— REQUEST A —
Reproduce the listing from its first line through the line containing "measurement-cell: Ring end gap (oil)", swapping "Bore diameter" for "Cylinder bore diameter" and leaving everything else unchanged.

For example, if you’re in the agricultural business and you sell seeds, then why isn’t your business card a pack of seeds of the best possible tomatoes or the best possible corn or the best possible radishes in the world, and then the farmer’s wife plants a garden and your vegetables start to grow. Who are they gonna think of every time they’re eating dinner in the summer?

So, there’s things that people can do that are obliviously obvious that they don’t do. I mean obliviously obvious. They just overlook it. They don’t use the power of creativity of their own stuff.

Stephen Woessne: Do you think it’s because business owners may be, not innately, but maybe wanna tell themselves that it’s more complicated than it really is?

Jeffrey Gitomer: Mm-hmm (affirmative). Or, they don’t have the creative wherewithal to start from scratch and they go buy what everybody else does. You know, they try to pick up on, “Well, people have been doing this for a hundred years so it must be right.” That’s not happening. Look at all the companies that are going out of business because they forgot to keep up with the times. You know Blackberry was doing it right, correct?

Stephen Woessne: Yeah.

Jeffrey Gitomer: Where’s your Blackberry right now?

Stephen Woessne: Exactly. I loved mine when it was a relevant device. I loved it, and then it quickly got displaced.

Jeffrey Gitomer: I mean, it’s a horrible thing. How about your Yellow Pages? Do you pick them up every day, do you?

Stephen Woessne: I do have one, but no, I don’t use it.

Jeffrey Gitomer: Right, but the bottom line is that those were dominant players in the marketplace at one time.

Stephen Woessne: Yeah, now it’s to Google, right?

Jeffrey Gitomer: Right. Not only is the Yellow Pages dead, but it’s never going to revive itself. I mean it’s so far over, it’s just over. You gonna go to a pay phone booth anymore anytime soon, and put your 12-digit credit card number in there to make a $.10 call? You’re funny as hell, and just look at what the world has done over the last decade or so that has changed the face of the way we think about the way we do business.

Something as simple as you used to go to the drug store and give your film in at the one-hour photo developing booth.

Stephen Woessne: Right.

Jeffrey Gitomer: And you get back, you know, half your photos are crappy, but you got all your photos back in an hour. Now, you wait a millisecond for an amazing photograph that you can hit the print button on your printer and have a photo in literally, as long as it takes to print, seconds.

Stephen Woessne: Right, and even that span of time can seem like forever. Come on, already.

Jeffrey Gitomer: And post it to hundreds of thousands of people in the same nanosecond.

Stephen Woessne: Yeah, it is staggering that Kodak is the company that first invented that technology, and then obviously was their death now, but-

Jeffrey Gitomer: They blew it.

Stephen Woessne: … it’s just crazy.

Jeffrey Gitomer: They blew it. You can look at that same example. There’s hundreds of companies that are blowing it simply by not keeping up with the times. Even in the industry that we’re sitting in right now. AOL, at one time had 15 or 16 million customers, and they lost them all because of lousy service and low technology. They’re still around, but they’re a shadow of their former selves.

— EXTRACTED RECORDS —
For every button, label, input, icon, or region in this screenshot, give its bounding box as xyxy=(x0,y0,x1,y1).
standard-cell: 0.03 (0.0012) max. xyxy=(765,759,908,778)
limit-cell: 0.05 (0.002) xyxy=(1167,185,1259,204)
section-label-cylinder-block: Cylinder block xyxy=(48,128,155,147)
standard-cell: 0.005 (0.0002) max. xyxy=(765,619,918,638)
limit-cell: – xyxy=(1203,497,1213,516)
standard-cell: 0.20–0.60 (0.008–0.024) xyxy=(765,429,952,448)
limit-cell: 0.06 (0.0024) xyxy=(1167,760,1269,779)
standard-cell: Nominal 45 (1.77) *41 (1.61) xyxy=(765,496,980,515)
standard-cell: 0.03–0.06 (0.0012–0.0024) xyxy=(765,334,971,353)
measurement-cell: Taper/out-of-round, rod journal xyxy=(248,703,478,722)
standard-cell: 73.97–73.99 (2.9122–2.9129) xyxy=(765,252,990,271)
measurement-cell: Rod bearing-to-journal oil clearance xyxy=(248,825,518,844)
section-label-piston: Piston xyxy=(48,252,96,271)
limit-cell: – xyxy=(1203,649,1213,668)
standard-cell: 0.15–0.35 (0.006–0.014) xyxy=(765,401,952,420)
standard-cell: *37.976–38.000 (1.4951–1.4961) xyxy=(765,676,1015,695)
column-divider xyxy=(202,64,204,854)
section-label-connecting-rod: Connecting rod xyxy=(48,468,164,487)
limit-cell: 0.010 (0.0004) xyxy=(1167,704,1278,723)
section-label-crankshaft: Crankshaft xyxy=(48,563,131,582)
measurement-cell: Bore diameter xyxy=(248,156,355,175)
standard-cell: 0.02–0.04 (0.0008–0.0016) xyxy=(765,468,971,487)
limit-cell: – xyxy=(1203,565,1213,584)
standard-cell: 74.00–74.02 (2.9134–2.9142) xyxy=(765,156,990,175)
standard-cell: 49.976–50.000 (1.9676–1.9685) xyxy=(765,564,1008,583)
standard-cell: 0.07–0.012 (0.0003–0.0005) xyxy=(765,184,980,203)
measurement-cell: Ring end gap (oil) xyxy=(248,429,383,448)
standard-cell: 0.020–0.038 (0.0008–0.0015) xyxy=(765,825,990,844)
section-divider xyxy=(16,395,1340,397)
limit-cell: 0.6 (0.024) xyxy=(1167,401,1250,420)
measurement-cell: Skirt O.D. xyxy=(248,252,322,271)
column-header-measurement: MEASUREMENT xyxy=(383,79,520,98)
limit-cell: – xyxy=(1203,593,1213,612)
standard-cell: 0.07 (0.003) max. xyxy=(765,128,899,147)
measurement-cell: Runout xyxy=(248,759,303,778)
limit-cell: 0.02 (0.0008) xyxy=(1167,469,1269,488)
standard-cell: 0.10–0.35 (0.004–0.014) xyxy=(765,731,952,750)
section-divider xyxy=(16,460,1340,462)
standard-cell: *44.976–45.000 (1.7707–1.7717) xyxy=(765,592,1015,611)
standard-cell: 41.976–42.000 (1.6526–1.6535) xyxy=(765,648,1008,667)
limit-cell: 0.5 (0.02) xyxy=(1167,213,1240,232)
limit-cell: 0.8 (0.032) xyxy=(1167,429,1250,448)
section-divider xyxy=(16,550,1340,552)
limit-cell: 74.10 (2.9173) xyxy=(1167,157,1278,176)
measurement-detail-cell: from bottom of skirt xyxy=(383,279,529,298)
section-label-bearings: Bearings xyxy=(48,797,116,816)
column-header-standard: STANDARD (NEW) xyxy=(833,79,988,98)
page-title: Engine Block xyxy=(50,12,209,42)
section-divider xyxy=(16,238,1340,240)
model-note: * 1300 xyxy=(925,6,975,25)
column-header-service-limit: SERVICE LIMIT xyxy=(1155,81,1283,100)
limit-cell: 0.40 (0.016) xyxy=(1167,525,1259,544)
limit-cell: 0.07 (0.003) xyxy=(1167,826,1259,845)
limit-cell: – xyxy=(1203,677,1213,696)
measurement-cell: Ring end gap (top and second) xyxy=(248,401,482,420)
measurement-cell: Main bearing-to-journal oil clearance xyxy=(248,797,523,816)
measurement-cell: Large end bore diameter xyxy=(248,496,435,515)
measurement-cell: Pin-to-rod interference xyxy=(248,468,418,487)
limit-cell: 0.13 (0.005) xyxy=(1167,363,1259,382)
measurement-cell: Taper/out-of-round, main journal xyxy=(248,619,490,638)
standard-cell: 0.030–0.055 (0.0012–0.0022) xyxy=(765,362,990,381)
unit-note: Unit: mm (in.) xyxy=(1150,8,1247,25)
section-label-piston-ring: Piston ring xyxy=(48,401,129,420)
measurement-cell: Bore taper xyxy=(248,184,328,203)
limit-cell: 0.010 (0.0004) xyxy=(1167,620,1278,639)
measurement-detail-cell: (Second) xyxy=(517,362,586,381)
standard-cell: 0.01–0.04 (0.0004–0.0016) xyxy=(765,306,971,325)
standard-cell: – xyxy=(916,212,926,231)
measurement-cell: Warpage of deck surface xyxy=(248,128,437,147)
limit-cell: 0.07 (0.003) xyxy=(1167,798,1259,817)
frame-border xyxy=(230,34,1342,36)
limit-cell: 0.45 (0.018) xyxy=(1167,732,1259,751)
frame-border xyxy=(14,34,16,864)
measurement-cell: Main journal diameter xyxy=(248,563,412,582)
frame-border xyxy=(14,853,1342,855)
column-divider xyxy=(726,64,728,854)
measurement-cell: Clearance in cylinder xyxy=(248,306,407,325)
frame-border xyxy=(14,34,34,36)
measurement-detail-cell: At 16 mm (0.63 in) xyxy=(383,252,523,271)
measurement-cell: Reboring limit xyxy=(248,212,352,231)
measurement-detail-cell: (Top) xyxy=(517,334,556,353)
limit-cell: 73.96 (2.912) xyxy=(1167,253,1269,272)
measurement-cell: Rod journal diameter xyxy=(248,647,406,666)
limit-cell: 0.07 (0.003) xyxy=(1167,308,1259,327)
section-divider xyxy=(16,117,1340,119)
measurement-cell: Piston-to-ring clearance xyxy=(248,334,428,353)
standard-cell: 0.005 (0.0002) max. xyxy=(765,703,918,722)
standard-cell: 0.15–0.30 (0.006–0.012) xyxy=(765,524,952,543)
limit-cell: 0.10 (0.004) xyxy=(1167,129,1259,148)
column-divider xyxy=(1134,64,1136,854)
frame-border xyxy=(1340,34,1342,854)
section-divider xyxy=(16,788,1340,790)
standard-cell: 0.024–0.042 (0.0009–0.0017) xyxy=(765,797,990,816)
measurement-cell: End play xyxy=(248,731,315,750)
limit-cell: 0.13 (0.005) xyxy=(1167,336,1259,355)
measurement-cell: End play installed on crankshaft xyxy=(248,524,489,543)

— REQUEST B —
Carry on the interview about businesses failing to keep up with the times from the point where it stops.

— EXPECTED OUTPUT A —
For every button, label, input, icon, or region in this screenshot, give its bounding box as xyxy=(x0,y0,x1,y1).
standard-cell: 0.03 (0.0012) max. xyxy=(765,759,908,778)
limit-cell: 0.05 (0.002) xyxy=(1167,185,1259,204)
section-label-cylinder-block: Cylinder block xyxy=(48,128,155,147)
standard-cell: 0.005 (0.0002) max. xyxy=(765,619,918,638)
limit-cell: – xyxy=(1203,497,1213,516)
standard-cell: 0.20–0.60 (0.008–0.024) xyxy=(765,429,952,448)
limit-cell: 0.06 (0.0024) xyxy=(1167,760,1269,779)
standard-cell: Nominal 45 (1.77) *41 (1.61) xyxy=(765,496,980,515)
standard-cell: 0.03–0.06 (0.0012–0.0024) xyxy=(765,334,971,353)
measurement-cell: Taper/out-of-round, rod journal xyxy=(248,703,478,722)
standard-cell: 73.97–73.99 (2.9122–2.9129) xyxy=(765,252,990,271)
measurement-cell: Rod bearing-to-journal oil clearance xyxy=(248,825,518,844)
section-label-piston: Piston xyxy=(48,252,96,271)
limit-cell: – xyxy=(1203,649,1213,668)
standard-cell: 0.15–0.35 (0.006–0.014) xyxy=(765,401,952,420)
standard-cell: *37.976–38.000 (1.4951–1.4961) xyxy=(765,676,1015,695)
column-divider xyxy=(202,64,204,854)
section-label-connecting-rod: Connecting rod xyxy=(48,468,164,487)
limit-cell: 0.010 (0.0004) xyxy=(1167,704,1278,723)
section-label-crankshaft: Crankshaft xyxy=(48,563,131,582)
measurement-cell: Cylinder bore diameter xyxy=(248,156,355,175)
standard-cell: 0.02–0.04 (0.0008–0.0016) xyxy=(765,468,971,487)
limit-cell: – xyxy=(1203,565,1213,584)
standard-cell: 74.00–74.02 (2.9134–2.9142) xyxy=(765,156,990,175)
standard-cell: 49.976–50.000 (1.9676–1.9685) xyxy=(765,564,1008,583)
standard-cell: 0.07–0.012 (0.0003–0.0005) xyxy=(765,184,980,203)
measurement-cell: Ring end gap (oil) xyxy=(248,429,383,448)

— EXPECTED OUTPUT B —
Stephen Woessne: Of course, and I mean it’s staggering to think that AOL once bought Time Warner. It’s like how in the world could a company like that have the market?

Jeffrey Gitomer: One crappy company bought another crappy company, the former huge crappy company.

Stephen Woessne: Yeah. Yes.

Jeffrey Gitomer: I mean God bless ’em. They had the wherewithal to buy Time Warner. It was a great move. It gave them total legitimacy, but the bottom line is you could never get anyone on the phone. You couldn’t get a human being at any cost, and their technology was low. They didn’t keep up with the times. Over.

Stephen Woessne: So, Jeffrey, you’re providing this great mentorship here, and in the areas of sales, and creating attraction, a reputation and really the seeds of creating the inbound calls, so you’re being a great mentor. Let me flip that and ask you share with us what you would consider to be the most influential lesson that you ever learned from one of your mentors, and then how that lesson helped you become who you are today.

Jeffrey Gitomer: Well, I’ve been very fortunate to have a bunch of mentors. Because of my age, many of them have passed on. One day I was riding down the road with one of my mentors who owned a large manufacturing company in Chicago. I was a consultant for the firm at a very young age, but the guy just loved me and I loved him like a dad. We’re riding down the road one day and I said, “Mel, you’re like the luckiest guy I’ve ever met in my life. Everything you touch, every idea you have turns to gold,” and he looked at me and he goes, “Jeffrey, hard work makes luck.” I just sat there, and I go, “You know I think this is something I’m gonna remember for the rest of my life,” ’cause it kind of made my blood run cold. And, it’s true.

You look at it from the perspective of anybody you know, you think Jeff Bezos was lucky or do you think he worked his ass off?

Stephen Woessne: Exactly.

Jeffrey Gitomer: You think Steve Jobs got lucky or do you think he worked his ass off? There’s no luck. There’s hard work, and that turns into fortune, good fortune, good timing, whatever the circumstances, serendipity, whatever you wanna call it. But, the bottom line is, unless you win the lottery, and even those people end up dead or broke in a few years, hard work is the key, not luck.

Stephen Woessne: See, and what I love about that is you know I’m kind of late to the game. I just finished studying Malcolm Gladwell’s great book, Outliers.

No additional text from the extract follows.